YOUR GOAL:
Continue the article about Ather Energy's scooter testing center, picking up after its last sentence.

SELECTION:
══════

A nondescript warehouse on the outskirts of Bengaluru hides quite a secret inside. A machine shakes an electric scooter to the point of destruction. It is loud, as the machine rattles and jolts the two-wheeler secured in place, while also mimicking the weight of a real rider and pillion. It runs for 15 days non-stop, simulating the service life of the scooter—1,00,000 kilometers or ten years.
This is Indian electric two-wheeler startup Ather Energy’s expanded Product Testing & Validation Centre, which Swapnil Jain, co-founder and CTO of Ather Energy, has christened ‘The Juggernaut’. And the electric scooter being tested to near-destruction, Jain said, must work flawlessly once it is taken off the rig. “We see if it starts and rides properly. If it doesn’t, that is where we know we have a problem.”

══════

[Element location data]

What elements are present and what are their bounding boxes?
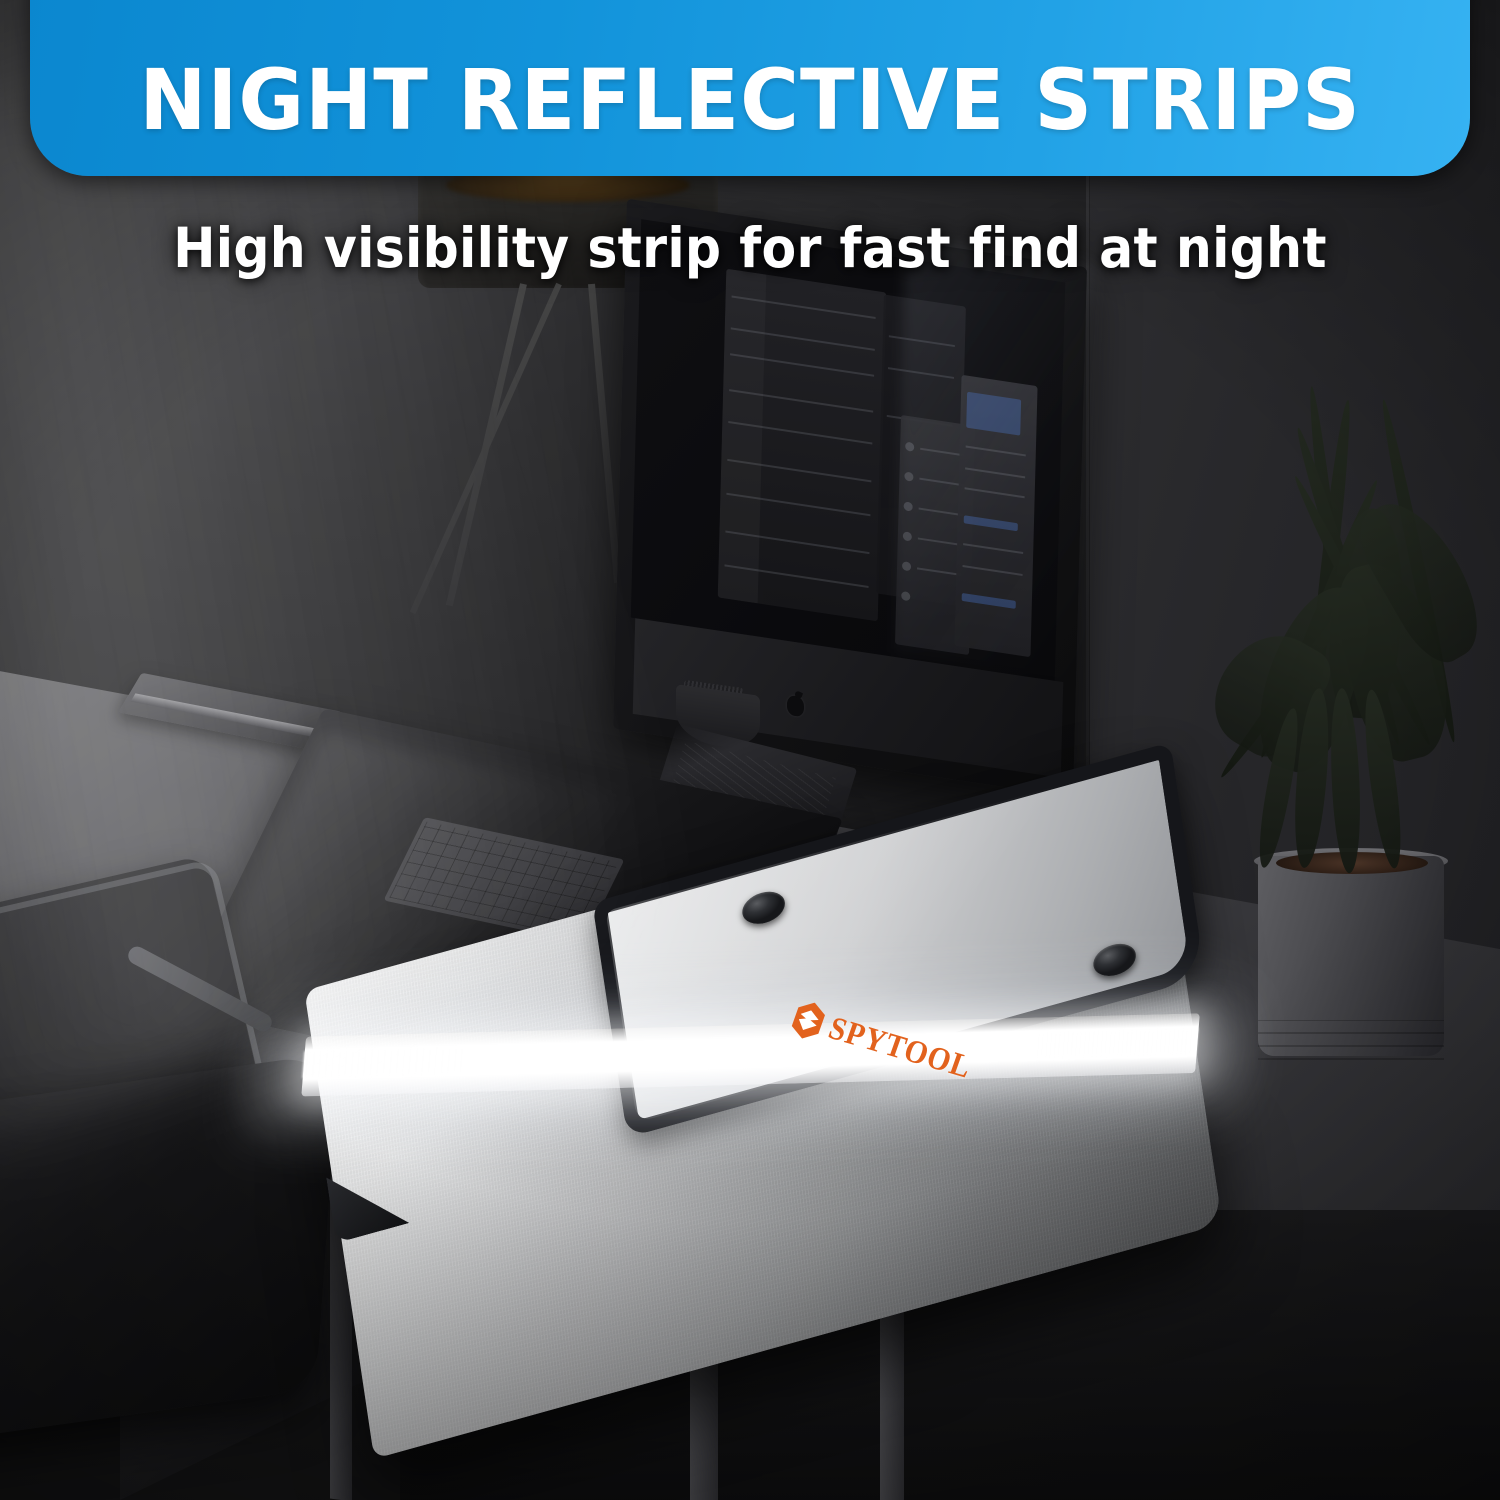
headline-title: NIGHT REFLECTIVE STRIPS bbox=[139, 58, 1360, 176]
window-sidebar bbox=[718, 269, 767, 604]
screen-window-browser bbox=[718, 269, 887, 622]
product-marketing-image: SPYTOOL NIGHT REFLECTIVE STRIPS High vis… bbox=[0, 0, 1500, 1500]
subheadline-text: High visibility strip for fast find at n… bbox=[0, 216, 1500, 280]
headline-banner: NIGHT REFLECTIVE STRIPS bbox=[30, 0, 1470, 176]
plant-pot-grooves bbox=[1258, 1020, 1444, 1060]
plant-soil bbox=[1276, 852, 1428, 874]
screen-glare bbox=[895, 235, 1096, 682]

══════

ANSWER:
This is not the only rig in this space. The nearly 40,000–square–foot facility has simulators for all scenarios that a vehicle normally experiences in real life—water ingestion, dust, and extreme temperatures. “We try to cover 98 per cent of all possible usage scenarios over here. And we are always learning, because this is in addition to the several scooters that we send out for testing across the country from Ladakh to Kerala, and we are learning new situations from them and adapting those into the testing cycle over here, Jain said.
Ather Energy had added one more test after the heavy rainfall in Bengaluru last year when several scooters got stuck in flooded basements. “The battery stays underwater for a few hours and should work afterwards, not just work once or twice but through thousands of charging and discharging cycles,” Jain told me.
Upending automobile industry
What else I found fascinating was Ather’s small test track. It has nothing fancy compared to advanced tracks, but features some ‘real-world’ Indian tweaks.
These include small concrete mountains disguised as speed breakers found all across India, a few really deep potholes, and, strangely, a pavement drop. It might not be legal, but across India, two-wheeler riders occupy pavements and often have to drop down six-eight inches. “Is it right? No, but it happens and we have to test for it because we are building scooters for India,” said Jain.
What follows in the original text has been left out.